-- Begin DATA SHOWN --

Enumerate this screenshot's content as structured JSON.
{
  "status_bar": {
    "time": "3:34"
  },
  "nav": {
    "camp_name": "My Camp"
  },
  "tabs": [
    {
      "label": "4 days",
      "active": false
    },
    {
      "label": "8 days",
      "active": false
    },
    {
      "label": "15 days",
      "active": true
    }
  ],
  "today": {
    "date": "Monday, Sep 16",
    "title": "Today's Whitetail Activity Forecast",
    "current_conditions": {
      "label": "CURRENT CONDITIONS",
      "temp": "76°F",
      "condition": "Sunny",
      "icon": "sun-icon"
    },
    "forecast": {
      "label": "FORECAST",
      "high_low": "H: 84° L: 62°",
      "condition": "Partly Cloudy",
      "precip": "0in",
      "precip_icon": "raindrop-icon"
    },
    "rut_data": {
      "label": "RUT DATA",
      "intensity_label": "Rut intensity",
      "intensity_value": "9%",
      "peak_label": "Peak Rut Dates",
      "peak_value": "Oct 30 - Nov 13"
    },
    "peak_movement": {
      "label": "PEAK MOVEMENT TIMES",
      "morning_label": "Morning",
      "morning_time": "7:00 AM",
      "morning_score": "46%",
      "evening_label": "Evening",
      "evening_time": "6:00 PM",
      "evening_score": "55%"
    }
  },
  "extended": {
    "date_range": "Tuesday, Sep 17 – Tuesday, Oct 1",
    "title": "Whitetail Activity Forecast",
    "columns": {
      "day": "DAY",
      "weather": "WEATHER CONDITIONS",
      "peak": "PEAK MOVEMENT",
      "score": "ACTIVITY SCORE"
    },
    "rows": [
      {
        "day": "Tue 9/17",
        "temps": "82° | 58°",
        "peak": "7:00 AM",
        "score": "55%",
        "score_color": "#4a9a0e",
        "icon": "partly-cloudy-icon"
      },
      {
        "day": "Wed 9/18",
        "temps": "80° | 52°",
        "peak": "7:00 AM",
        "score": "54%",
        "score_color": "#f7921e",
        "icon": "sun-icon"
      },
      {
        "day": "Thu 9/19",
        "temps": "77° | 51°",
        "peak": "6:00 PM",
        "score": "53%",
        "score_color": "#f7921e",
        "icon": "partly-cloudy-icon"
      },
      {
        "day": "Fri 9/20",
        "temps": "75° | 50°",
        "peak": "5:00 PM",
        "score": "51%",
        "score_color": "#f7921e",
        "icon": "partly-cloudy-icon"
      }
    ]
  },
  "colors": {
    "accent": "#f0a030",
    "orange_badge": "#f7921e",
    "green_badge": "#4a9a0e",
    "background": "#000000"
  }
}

-- End DATA SHOWN --

PROBLEM DETAILS ▸
Search the preceding listing for the word "temps" and pull out every line that holds it.

WRITTEN RESPONSE ▸
        "temps": "82° | 58°",
        "temps": "80° | 52°",
        "temps": "77° | 51°",
        "temps": "75° | 50°",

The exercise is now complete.